» **The exercise**:
Skip the pictures and quote all of the lines exactly.

#### Input records ####

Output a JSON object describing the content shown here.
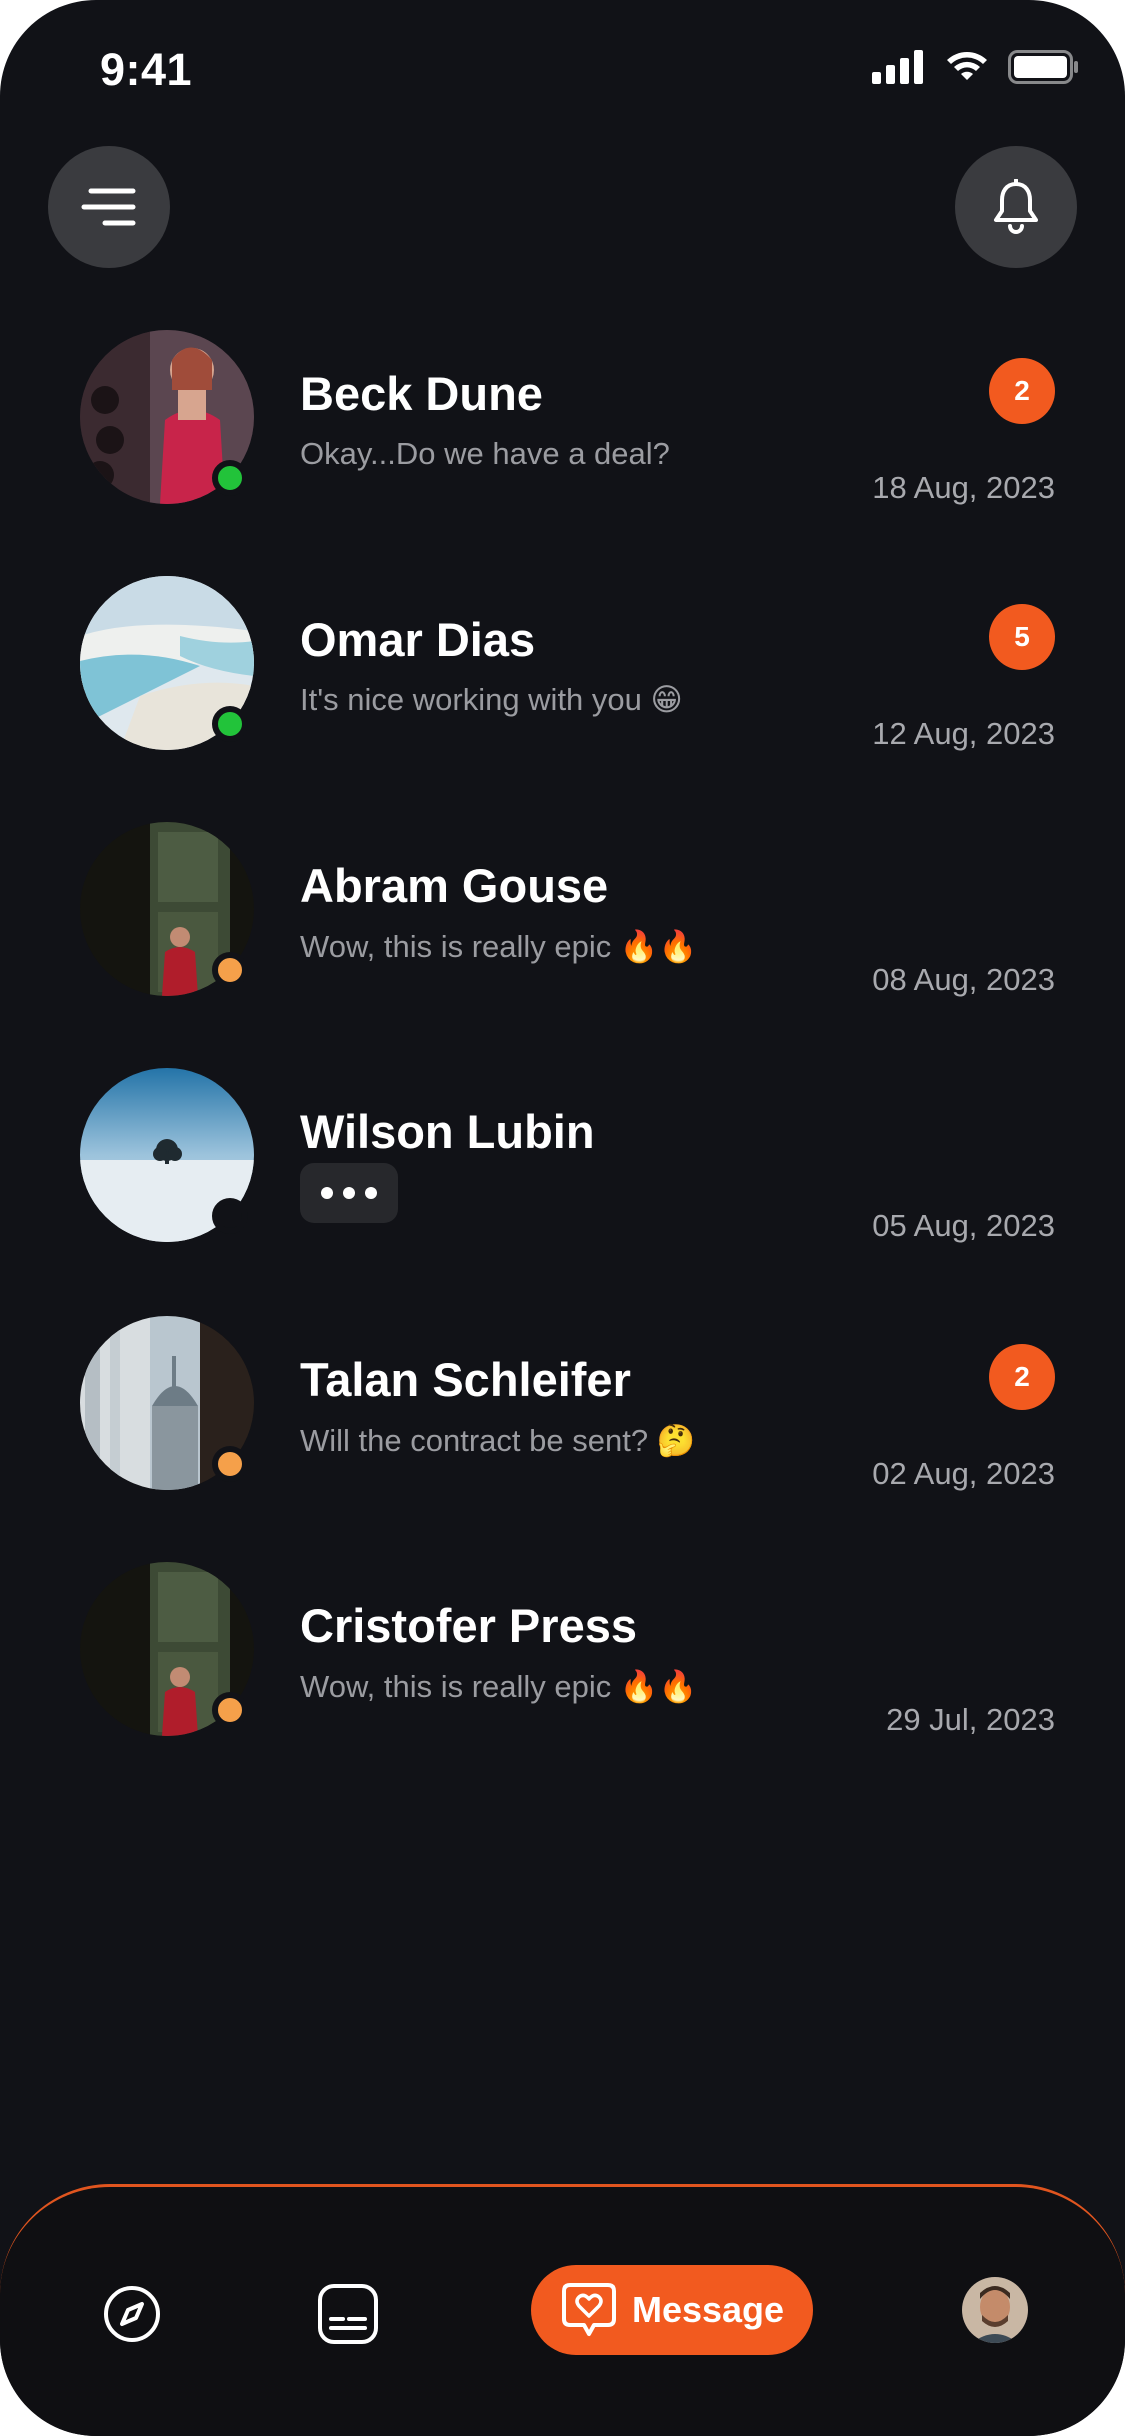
{
  "status_bar": {
    "time": "9:41"
  },
  "header": {
    "menu_icon": "menu-icon",
    "bell_icon": "bell-icon"
  },
  "chats": [
    {
      "name": "Beck Dune",
      "preview": "Okay...Do we have a deal?",
      "date": "18 Aug, 2023",
      "badge": "2",
      "status": "online"
    },
    {
      "name": "Omar Dias",
      "preview": "It's nice working with you 😁",
      "date": "12 Aug, 2023",
      "badge": "5",
      "status": "online"
    },
    {
      "name": "Abram Gouse",
      "preview": "Wow, this is really epic 🔥🔥",
      "date": "08 Aug, 2023",
      "badge": "",
      "status": "away"
    },
    {
      "name": "Wilson Lubin",
      "preview": "",
      "date": "05 Aug, 2023",
      "badge": "",
      "status": "typing"
    },
    {
      "name": "Talan Schleifer",
      "preview": "Will the contract be sent? 🤔",
      "date": "02 Aug, 2023",
      "badge": "2",
      "status": "away"
    },
    {
      "name": "Cristofer Press",
      "preview": "Wow, this is really epic 🔥🔥",
      "date": "29 Jul, 2023",
      "badge": "",
      "status": "away"
    }
  ],
  "nav": {
    "message_label": "Message"
  },
  "colors": {
    "background": "#111217",
    "accent": "#f25a1f",
    "online": "#22c33a",
    "away": "#f5a04a"
  }
}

####

» **Response**:
Output a JSON object describing the content shown here.
{
  "status_bar": {
    "time": "9:41"
  },
  "header": {
    "menu_icon": "menu-icon",
    "bell_icon": "bell-icon"
  },
  "chats": [
    {
      "name": "Beck Dune",
      "preview": "Okay...Do we have a deal?",
      "date": "18 Aug, 2023",
      "badge": "2",
      "status": "online"
    },
    {
      "name": "Omar Dias",
      "preview": "It's nice working with you 😁",
      "date": "12 Aug, 2023",
      "badge": "5",
      "status": "online"
    },
    {
      "name": "Abram Gouse",
      "preview": "Wow, this is really epic 🔥🔥",
      "date": "08 Aug, 2023",
      "badge": "",
      "status": "away"
    },
    {
      "name": "Wilson Lubin",
      "preview": "",
      "date": "05 Aug, 2023",
      "badge": "",
      "status": "typing"
    },
    {
      "name": "Talan Schleifer",
      "preview": "Will the contract be sent? 🤔",
      "date": "02 Aug, 2023",
      "badge": "2",
      "status": "away"
    },
    {
      "name": "Cristofer Press",
      "preview": "Wow, this is really epic 🔥🔥",
      "date": "29 Jul, 2023",
      "badge": "",
      "status": "away"
    }
  ],
  "nav": {
    "message_label": "Message"
  },
  "colors": {
    "background": "#111217",
    "accent": "#f25a1f",
    "online": "#22c33a",
    "away": "#f5a04a"
  }
}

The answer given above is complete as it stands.